WHAT TO PRODUCE:
From the trucking interview excerpt below, copy word for word the part that opens with the words "Madhu Yalamarthi (MY): Hans, you’ve" and closes with "thesis comes from?".

TEXT EXCERPT:
The problem we started to solve was to help shippers find trucks at a lower price. In one and a half years, we realised that if we did not invest to solve the supply problems to bring them online and help them make more money, this is not going to be solved.
So, the first one and a half years was all about targeting and tracking demand. The last two years have been about thinking through how to correct supply.
Today, we are super proud to say that we have a penetration of close to 8,000 villages. We have people on the ground. One guy covers four to five villages, educating people on what the trucking app is all about, how does it make their life easier, and how will they make more money through this. That has been the story in the last two years, where the economy on the shipper side is quite visible.
A lot of tailwinds in the Indian economy are helping us do this. From December 1, 2019, all Indian toll gates became mandatory on electronic tolling. This is once in a lifetime opportunity.
Madhu Yalamarthi (MY): Hans, you’ve been bullish on Indian companies going global, not just in enterprise SaaS, but also on consumer and B2B2C. Can you explain more where that thesis comes from?

(Document layout detection items)

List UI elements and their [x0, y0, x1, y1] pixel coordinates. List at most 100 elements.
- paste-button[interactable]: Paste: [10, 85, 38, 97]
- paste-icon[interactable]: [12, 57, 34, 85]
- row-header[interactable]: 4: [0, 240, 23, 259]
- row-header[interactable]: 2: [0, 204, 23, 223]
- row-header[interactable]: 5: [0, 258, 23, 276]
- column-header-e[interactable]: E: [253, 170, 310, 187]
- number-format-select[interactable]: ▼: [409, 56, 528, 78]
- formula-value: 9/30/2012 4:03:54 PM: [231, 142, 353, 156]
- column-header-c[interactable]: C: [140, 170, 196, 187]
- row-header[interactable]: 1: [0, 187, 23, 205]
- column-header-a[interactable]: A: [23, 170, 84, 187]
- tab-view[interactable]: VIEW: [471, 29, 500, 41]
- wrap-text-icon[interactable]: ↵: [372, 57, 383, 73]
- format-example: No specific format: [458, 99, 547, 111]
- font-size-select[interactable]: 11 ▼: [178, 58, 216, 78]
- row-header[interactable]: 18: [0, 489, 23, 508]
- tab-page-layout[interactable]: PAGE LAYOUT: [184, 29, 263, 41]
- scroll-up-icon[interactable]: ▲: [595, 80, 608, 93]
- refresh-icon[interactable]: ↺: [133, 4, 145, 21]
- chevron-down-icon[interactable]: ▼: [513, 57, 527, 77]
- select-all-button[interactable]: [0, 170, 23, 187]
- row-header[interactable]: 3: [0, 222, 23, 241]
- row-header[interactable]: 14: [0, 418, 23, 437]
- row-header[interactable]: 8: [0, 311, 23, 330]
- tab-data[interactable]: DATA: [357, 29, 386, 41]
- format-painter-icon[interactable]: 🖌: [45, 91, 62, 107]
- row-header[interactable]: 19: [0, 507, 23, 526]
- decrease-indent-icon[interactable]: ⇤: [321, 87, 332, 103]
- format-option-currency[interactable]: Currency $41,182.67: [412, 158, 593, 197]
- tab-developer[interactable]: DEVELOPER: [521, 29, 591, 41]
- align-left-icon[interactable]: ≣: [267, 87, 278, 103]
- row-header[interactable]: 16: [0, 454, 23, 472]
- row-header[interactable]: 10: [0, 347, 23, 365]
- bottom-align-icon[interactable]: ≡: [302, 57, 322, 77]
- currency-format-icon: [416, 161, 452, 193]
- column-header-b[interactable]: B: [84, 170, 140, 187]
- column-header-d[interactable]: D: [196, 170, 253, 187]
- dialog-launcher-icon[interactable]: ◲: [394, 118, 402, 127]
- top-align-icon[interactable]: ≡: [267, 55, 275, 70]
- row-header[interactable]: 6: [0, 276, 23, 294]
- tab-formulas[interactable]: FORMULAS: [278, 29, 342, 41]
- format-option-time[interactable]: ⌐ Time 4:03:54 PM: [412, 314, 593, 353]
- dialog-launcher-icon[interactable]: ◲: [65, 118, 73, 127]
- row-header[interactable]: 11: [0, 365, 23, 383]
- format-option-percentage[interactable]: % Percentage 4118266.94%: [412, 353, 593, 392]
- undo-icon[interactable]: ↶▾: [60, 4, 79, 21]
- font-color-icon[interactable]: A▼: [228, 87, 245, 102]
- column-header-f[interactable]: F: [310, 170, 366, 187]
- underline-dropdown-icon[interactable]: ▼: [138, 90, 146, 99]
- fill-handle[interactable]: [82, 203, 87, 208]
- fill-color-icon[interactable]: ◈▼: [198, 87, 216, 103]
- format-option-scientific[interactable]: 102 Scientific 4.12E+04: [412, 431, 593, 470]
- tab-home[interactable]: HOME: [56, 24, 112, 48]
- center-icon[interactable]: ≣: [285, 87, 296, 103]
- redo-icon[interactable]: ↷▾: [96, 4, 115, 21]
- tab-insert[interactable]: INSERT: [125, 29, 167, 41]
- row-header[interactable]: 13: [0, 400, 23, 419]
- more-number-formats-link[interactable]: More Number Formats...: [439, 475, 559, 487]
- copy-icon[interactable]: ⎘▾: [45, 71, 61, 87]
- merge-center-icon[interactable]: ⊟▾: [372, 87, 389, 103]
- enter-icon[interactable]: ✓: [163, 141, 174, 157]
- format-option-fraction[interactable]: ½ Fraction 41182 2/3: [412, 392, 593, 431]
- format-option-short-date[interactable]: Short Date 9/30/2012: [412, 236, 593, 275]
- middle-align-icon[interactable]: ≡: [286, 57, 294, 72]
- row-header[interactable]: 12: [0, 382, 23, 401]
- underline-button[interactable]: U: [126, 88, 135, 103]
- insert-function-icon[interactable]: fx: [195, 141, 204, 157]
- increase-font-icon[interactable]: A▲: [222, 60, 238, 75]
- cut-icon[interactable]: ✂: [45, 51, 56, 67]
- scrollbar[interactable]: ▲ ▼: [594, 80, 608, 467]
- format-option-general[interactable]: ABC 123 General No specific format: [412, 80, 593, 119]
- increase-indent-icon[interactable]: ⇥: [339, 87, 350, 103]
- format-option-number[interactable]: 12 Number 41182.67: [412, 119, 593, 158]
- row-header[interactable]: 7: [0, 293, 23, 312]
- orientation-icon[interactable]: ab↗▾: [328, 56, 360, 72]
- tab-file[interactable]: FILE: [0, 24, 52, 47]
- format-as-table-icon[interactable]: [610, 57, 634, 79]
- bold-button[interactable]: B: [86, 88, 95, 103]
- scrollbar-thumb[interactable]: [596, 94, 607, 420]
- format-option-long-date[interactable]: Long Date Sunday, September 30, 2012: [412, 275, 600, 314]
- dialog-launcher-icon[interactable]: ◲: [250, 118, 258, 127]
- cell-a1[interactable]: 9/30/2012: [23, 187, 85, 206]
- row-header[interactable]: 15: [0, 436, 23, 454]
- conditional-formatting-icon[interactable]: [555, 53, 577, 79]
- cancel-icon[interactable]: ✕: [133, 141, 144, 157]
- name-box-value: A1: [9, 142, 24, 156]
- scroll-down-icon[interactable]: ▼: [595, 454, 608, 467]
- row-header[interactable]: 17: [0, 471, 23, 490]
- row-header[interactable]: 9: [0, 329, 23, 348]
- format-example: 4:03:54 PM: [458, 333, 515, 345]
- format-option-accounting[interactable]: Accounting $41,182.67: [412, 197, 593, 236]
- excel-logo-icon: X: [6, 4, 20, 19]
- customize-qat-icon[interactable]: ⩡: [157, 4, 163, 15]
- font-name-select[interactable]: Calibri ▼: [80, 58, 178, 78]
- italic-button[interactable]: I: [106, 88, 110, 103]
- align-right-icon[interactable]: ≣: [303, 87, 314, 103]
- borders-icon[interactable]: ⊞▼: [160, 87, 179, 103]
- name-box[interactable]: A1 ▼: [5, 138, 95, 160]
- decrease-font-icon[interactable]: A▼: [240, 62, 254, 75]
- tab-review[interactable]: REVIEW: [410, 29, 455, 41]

YOUR SOLUTION:
Madhu Yalamarthi (MY): Hans, you’ve been bullish on Indian companies going global, not just in enterprise SaaS, but also on consumer and B2B2C. Can you explain more where that thesis comes from?